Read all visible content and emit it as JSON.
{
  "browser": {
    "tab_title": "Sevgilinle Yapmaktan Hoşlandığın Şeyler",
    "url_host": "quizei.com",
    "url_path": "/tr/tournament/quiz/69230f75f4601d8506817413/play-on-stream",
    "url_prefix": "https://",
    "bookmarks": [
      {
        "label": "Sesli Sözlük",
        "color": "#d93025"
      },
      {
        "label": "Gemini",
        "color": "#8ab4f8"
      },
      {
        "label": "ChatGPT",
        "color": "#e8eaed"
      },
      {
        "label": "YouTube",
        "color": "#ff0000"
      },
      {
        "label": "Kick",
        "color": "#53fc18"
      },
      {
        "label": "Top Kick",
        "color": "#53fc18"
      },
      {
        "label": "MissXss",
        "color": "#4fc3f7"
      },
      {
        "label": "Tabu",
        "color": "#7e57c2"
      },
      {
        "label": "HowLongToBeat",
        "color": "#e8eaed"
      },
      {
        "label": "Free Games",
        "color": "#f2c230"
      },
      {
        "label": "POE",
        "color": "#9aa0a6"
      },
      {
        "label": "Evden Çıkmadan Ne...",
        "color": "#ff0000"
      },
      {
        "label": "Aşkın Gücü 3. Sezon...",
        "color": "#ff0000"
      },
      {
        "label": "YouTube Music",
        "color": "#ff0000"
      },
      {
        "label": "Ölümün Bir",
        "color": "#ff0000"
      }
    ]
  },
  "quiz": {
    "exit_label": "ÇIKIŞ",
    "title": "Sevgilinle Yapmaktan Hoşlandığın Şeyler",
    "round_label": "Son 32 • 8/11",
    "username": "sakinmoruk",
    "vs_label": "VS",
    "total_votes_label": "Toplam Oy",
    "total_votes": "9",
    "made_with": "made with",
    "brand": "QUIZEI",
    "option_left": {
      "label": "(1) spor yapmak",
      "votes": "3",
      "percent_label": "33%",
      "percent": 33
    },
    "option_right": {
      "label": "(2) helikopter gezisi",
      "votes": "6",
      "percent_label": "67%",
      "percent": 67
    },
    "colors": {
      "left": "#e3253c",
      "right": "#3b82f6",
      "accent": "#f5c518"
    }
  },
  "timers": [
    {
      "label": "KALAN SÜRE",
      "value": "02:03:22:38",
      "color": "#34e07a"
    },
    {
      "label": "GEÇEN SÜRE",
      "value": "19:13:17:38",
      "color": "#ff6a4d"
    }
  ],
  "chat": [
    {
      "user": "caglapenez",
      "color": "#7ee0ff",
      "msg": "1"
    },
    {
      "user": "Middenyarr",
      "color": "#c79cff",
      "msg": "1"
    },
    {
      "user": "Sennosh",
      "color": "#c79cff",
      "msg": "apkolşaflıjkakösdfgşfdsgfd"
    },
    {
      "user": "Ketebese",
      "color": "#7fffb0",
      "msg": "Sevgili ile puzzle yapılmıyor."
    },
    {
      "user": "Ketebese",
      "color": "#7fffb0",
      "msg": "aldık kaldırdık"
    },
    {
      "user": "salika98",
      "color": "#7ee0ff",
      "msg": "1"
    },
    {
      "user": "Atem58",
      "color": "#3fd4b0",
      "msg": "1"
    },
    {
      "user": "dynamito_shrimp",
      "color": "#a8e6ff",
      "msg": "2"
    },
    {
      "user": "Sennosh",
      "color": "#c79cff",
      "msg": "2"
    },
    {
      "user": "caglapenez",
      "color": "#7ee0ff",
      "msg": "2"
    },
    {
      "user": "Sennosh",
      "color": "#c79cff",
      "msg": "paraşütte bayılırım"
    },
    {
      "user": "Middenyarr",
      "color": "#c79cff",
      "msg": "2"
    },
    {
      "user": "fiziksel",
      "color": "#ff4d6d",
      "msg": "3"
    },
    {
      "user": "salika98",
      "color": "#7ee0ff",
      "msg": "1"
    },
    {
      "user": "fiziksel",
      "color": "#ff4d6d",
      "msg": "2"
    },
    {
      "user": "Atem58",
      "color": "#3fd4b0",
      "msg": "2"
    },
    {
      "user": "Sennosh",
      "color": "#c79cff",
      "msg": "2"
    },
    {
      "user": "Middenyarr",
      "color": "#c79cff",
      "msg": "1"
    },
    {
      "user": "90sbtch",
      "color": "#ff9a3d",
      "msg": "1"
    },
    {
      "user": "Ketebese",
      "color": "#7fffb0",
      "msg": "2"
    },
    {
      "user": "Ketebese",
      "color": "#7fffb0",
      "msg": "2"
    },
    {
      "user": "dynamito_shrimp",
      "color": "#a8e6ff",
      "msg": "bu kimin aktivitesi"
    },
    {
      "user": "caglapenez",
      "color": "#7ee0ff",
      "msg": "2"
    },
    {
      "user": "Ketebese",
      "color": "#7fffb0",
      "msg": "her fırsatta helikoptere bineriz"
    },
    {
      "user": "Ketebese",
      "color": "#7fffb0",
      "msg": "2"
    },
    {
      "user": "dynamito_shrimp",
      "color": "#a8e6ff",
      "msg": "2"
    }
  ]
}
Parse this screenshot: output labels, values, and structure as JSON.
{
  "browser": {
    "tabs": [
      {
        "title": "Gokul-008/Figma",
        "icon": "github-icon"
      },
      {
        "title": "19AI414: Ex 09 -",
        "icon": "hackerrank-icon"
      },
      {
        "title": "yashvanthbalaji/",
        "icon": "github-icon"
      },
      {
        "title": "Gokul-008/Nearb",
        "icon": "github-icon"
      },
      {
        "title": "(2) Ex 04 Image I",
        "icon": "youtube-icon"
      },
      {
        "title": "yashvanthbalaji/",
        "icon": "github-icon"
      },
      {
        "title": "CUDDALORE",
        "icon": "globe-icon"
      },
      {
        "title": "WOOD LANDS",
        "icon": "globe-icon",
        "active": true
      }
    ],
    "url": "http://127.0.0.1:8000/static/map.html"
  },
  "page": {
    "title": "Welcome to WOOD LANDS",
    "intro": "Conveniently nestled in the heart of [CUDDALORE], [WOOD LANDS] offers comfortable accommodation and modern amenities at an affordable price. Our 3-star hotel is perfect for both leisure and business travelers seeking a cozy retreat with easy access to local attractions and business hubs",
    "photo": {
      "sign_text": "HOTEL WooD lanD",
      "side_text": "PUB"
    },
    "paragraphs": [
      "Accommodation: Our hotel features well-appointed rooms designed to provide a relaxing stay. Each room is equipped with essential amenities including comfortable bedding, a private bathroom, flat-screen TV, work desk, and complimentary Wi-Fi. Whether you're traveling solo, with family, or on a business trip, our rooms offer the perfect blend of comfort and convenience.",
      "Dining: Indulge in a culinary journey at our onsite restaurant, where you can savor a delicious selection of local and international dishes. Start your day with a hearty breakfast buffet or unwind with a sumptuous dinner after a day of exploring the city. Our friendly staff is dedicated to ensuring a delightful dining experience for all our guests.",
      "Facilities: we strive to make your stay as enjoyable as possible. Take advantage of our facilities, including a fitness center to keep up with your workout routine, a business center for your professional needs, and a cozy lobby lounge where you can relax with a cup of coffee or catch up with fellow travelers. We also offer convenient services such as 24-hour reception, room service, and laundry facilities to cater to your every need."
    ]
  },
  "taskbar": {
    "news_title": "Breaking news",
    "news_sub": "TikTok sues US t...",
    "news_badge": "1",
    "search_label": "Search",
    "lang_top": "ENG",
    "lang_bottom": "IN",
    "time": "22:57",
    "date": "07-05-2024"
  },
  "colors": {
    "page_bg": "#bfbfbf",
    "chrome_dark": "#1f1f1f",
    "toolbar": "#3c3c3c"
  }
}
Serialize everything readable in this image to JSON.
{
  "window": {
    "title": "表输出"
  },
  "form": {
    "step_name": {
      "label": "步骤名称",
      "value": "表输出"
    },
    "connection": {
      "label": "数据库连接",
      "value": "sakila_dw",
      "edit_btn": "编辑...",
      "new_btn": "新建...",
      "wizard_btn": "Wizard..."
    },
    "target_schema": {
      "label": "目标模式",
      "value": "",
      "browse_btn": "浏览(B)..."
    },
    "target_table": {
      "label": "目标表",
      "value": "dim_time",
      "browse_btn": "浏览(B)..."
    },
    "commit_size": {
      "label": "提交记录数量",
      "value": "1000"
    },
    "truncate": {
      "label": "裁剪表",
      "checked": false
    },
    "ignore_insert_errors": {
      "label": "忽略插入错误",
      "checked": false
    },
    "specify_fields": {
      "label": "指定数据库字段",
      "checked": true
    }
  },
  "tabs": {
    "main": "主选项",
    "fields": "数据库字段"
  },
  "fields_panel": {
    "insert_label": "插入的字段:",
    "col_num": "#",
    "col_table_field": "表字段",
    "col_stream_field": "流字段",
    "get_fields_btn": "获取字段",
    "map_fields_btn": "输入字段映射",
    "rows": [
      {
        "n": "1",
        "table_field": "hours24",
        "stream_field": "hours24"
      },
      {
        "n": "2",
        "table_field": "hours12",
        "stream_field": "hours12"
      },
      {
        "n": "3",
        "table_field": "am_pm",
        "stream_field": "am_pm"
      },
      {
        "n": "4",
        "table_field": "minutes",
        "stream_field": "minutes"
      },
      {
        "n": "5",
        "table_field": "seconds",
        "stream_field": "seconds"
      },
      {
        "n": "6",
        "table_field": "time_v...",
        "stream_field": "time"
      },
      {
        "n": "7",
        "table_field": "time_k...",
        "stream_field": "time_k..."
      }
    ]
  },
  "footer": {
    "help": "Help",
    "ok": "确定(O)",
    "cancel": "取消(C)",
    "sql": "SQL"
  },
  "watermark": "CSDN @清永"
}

## DIRECTIONS FOR THIS TASK
Could you give again exactly the lines from the line containing "Serialize everything readable" through the final line of the data above, and no others?

## REPLY TO THE TASK
Serialize everything readable in this image to JSON.
{
  "window": {
    "title": "表输出"
  },
  "form": {
    "step_name": {
      "label": "步骤名称",
      "value": "表输出"
    },
    "connection": {
      "label": "数据库连接",
      "value": "sakila_dw",
      "edit_btn": "编辑...",
      "new_btn": "新建...",
      "wizard_btn": "Wizard..."
    },
    "target_schema": {
      "label": "目标模式",
      "value": "",
      "browse_btn": "浏览(B)..."
    },
    "target_table": {
      "label": "目标表",
      "value": "dim_time",
      "browse_btn": "浏览(B)..."
    },
    "commit_size": {
      "label": "提交记录数量",
      "value": "1000"
    },
    "truncate": {
      "label": "裁剪表",
      "checked": false
    },
    "ignore_insert_errors": {
      "label": "忽略插入错误",
      "checked": false
    },
    "specify_fields": {
      "label": "指定数据库字段",
      "checked": true
    }
  },
  "tabs": {
    "main": "主选项",
    "fields": "数据库字段"
  },
  "fields_panel": {
    "insert_label": "插入的字段:",
    "col_num": "#",
    "col_table_field": "表字段",
    "col_stream_field": "流字段",
    "get_fields_btn": "获取字段",
    "map_fields_btn": "输入字段映射",
    "rows": [
      {
        "n": "1",
        "table_field": "hours24",
        "stream_field": "hours24"
      },
      {
        "n": "2",
        "table_field": "hours12",
        "stream_field": "hours12"
      },
      {
        "n": "3",
        "table_field": "am_pm",
        "stream_field": "am_pm"
      },
      {
        "n": "4",
        "table_field": "minutes",
        "stream_field": "minutes"
      },
      {
        "n": "5",
        "table_field": "seconds",
        "stream_field": "seconds"
      },
      {
        "n": "6",
        "table_field": "time_v...",
        "stream_field": "time"
      },
      {
        "n": "7",
        "table_field": "time_k...",
        "stream_field": "time_k..."
      }
    ]
  },
  "footer": {
    "help": "Help",
    "ok": "确定(O)",
    "cancel": "取消(C)",
    "sql": "SQL"
  },
  "watermark": "CSDN @清永"
}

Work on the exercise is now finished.